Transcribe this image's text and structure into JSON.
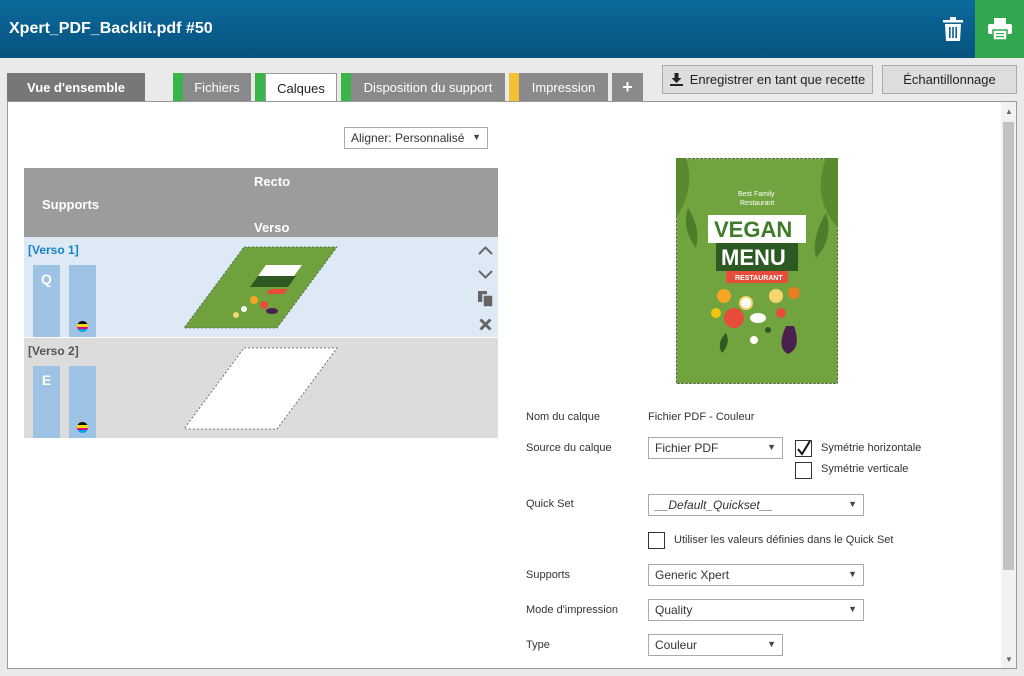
{
  "app": {
    "title": "Xpert_PDF_Backlit.pdf #50"
  },
  "tabs": [
    {
      "label": "Vue d'ensemble"
    },
    {
      "label": "Fichiers"
    },
    {
      "label": "Calques"
    },
    {
      "label": "Disposition du support"
    },
    {
      "label": "Impression"
    }
  ],
  "add_tab": "+",
  "toolbar": {
    "save_recipe": "Enregistrer en tant que recette",
    "sampling": "Échantillonnage"
  },
  "align": {
    "value": "Aligner: Personnalisé"
  },
  "layers_table": {
    "col_supports": "Supports",
    "col_recto": "Recto",
    "col_verso": "Verso",
    "rows": [
      {
        "name": "[Verso 1]",
        "mode_letter": "Q"
      },
      {
        "name": "[Verso 2]",
        "mode_letter": "E"
      }
    ]
  },
  "thumbnail": {
    "line1": "Best Family",
    "line2": "Restaurant",
    "word1": "VEGAN",
    "word2": "MENU",
    "ribbon": "RESTAURANT"
  },
  "properties": {
    "layer_name_label": "Nom du calque",
    "layer_name_value": "Fichier PDF - Couleur",
    "layer_source_label": "Source du calque",
    "layer_source_value": "Fichier PDF",
    "mirror_h": "Symétrie horizontale",
    "mirror_v": "Symétrie verticale",
    "quickset_label": "Quick Set",
    "quickset_value": "__Default_Quickset__",
    "use_quickset": "Utiliser les valeurs définies dans le Quick Set",
    "supports_label": "Supports",
    "supports_value": "Generic Xpert",
    "print_mode_label": "Mode d'impression",
    "print_mode_value": "Quality",
    "type_label": "Type",
    "type_value": "Couleur"
  },
  "colors": {
    "header": "#0a5f8e",
    "print_button": "#34a751",
    "tab_marker_green": "#3ab54a",
    "tab_marker_yellow": "#f3c132",
    "selected_row": "#ddeaf6",
    "layer_blue": "#9ec2e4"
  }
}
####################
# Exercise task
Quote every record above exactly, leaving out any pictures.

# Response
Transcribe this image's text and structure into JSON.
{
  "app": {
    "title": "Xpert_PDF_Backlit.pdf #50"
  },
  "tabs": [
    {
      "label": "Vue d'ensemble"
    },
    {
      "label": "Fichiers"
    },
    {
      "label": "Calques"
    },
    {
      "label": "Disposition du support"
    },
    {
      "label": "Impression"
    }
  ],
  "add_tab": "+",
  "toolbar": {
    "save_recipe": "Enregistrer en tant que recette",
    "sampling": "Échantillonnage"
  },
  "align": {
    "value": "Aligner: Personnalisé"
  },
  "layers_table": {
    "col_supports": "Supports",
    "col_recto": "Recto",
    "col_verso": "Verso",
    "rows": [
      {
        "name": "[Verso 1]",
        "mode_letter": "Q"
      },
      {
        "name": "[Verso 2]",
        "mode_letter": "E"
      }
    ]
  },
  "thumbnail": {
    "line1": "Best Family",
    "line2": "Restaurant",
    "word1": "VEGAN",
    "word2": "MENU",
    "ribbon": "RESTAURANT"
  },
  "properties": {
    "layer_name_label": "Nom du calque",
    "layer_name_value": "Fichier PDF - Couleur",
    "layer_source_label": "Source du calque",
    "layer_source_value": "Fichier PDF",
    "mirror_h": "Symétrie horizontale",
    "mirror_v": "Symétrie verticale",
    "quickset_label": "Quick Set",
    "quickset_value": "__Default_Quickset__",
    "use_quickset": "Utiliser les valeurs définies dans le Quick Set",
    "supports_label": "Supports",
    "supports_value": "Generic Xpert",
    "print_mode_label": "Mode d'impression",
    "print_mode_value": "Quality",
    "type_label": "Type",
    "type_value": "Couleur"
  },
  "colors": {
    "header": "#0a5f8e",
    "print_button": "#34a751",
    "tab_marker_green": "#3ab54a",
    "tab_marker_yellow": "#f3c132",
    "selected_row": "#ddeaf6",
    "layer_blue": "#9ec2e4"
  }
}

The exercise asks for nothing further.